__Textauszug__:
* * * * * * *

# fdisk problem

## teddydeluxe

hallo,

ich versuche mich gerade an meiner ersten stage3 installation auf einer vm nach dem tutorial auf dieser seite. da ergeben sich am anfang bei der partitionierung und formatierung ein paar fragen :

1. oftmals kommt beim versuch der formatierung der fehler : Not enough space to build proposed filesystem while setting up superblock. was hat das zu bedeuten ?

2. ich bestimme sda1 als boot partition und mache es 32mb gross. nach dem fomatieren und mounten zeigt mir das system (df -h) an, dass boot nur noch wenige kb gross ist. was mache ich falsch ?

das alles passiert nur, wenn ich mit fdisk arbeite, mit cfdisk läuft es normal ?

vielen dank schon mal

----------

## Schnulli

Moin,

was machst Du falsch? Weniger, Dir fehlt die Übung  :Wink: 

#fdisk /dev/sda

an der EIngabe dann: p

und er zeigt dir an was sich so alles an Partitionen auf Deiner FP befindet.

mit: d 

Löscht Du partitionen

mit: n

legst Du neue an, Tip dazu, Startwert/Block lasse ich immer so wie vorgeschlagen, Endblock und Größe setze ich einfach nach Bedarf in etwa so: +256M sagt fdisk eine Partition mit der Größe 256MB Brutto anzulegen, danach ein : w und die Partitions Tabelle ist gespeichert.

Weitere Befehle

a aktiviert die ausgewählte Partition als Bootbar

t  setzt den Typ 83 ist Linux native 82 ist SWAP  :Wink: 

danach noch ein format drüber

# mkfs.ext2 /dev/sda1

# mkfs.ext3 /dev/sda3

http://www.gentoo.de/doc/de/handbook/handbook-amd64.xml?part=1&chap=4

Und alles ist tuttie  :Wink:   Gruß

----------

## py-ro

Du wirst versucht haben auf der 32MB Partition ein ext3 anzulegen. Das dumme ist, alleine das Journal ist mindestens 32MB groß, damit bleibt dann nichts übrig für Daten.

* * * * * * *

__Material__:

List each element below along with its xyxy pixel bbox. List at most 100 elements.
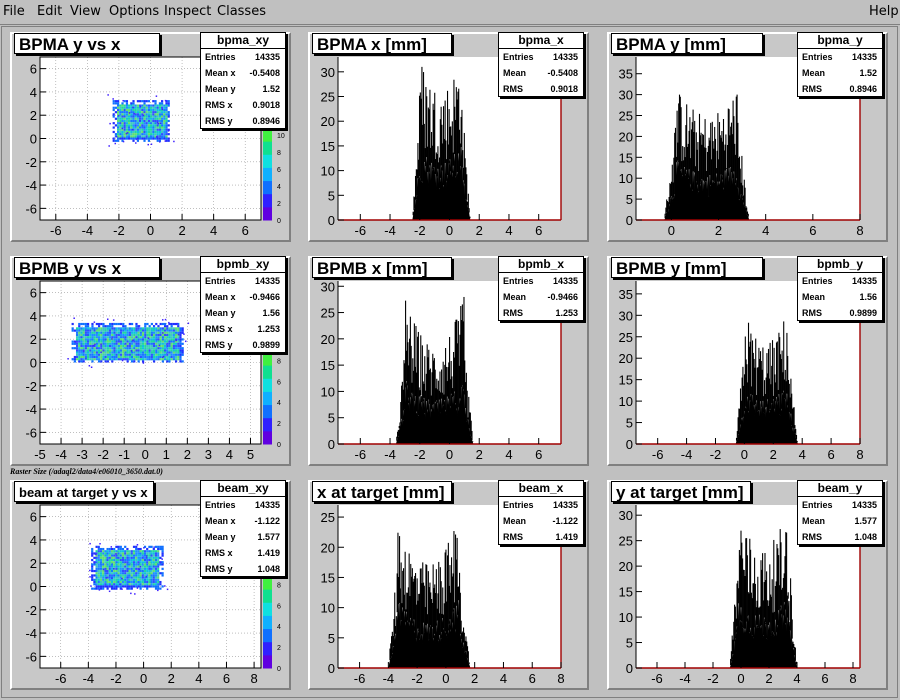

* * * * * * *

__Arbeitsauftrag 1__:
Wie groß ist das Journal eines ext3-Dateisystems laut der Forumsdiskussion zu fdisk mindestens?
__Arbeitsauftrag 2__:
Führen Sie die Forumsdiskussion zu fdisk im Anschluss an ihren letzten Satz weiter.

__Lösung 1__:
Mindestens 32 MB.

__Lösung 2__:
Py

----------

## teddydeluxe

danke für die antowrten, aber so bin ich auch vorgegangen  :Smile:  hab mich ans tut gehalten und es inzwischen bestimmt 10 mal versucht ^^

habe die boot partition versucht mit ext2 zu formatieren, aslo das sollte eigentlich funktionieren. ich kann mich ja nicht bei jeden der 10 versuche vertippt haben  :Smile: 

----------

## Gentoo-kid

Hast du die Partitionstabelle nach dem partitionieren mit fdisk, n..1 (2 3);  p ... dann w am Schluss

auch geschrieben, bevor du sie mit mk2fs formatiert hast?

----------

## teddydeluxe

klar, das habe ich auch. ich werde es aber gleich nochmal versuchen, aber auf einem richtigen rechner, anstatt der vm, da ich mir eine kiste für gentoo zusammengebastelt hab. die gasterweiterungen machen mir schwierigkeiten, aber dazu gibts vll später einen thread  :Smile: 

----------

## Erdie

Nimm cfdisk, das ist konfortabler  :Wink: 

----------

## teddydeluxe

das glaube ich inzwischen auch   :Smile:  aber soweit muss ich erst kommen, im mom hängts noch am wlan...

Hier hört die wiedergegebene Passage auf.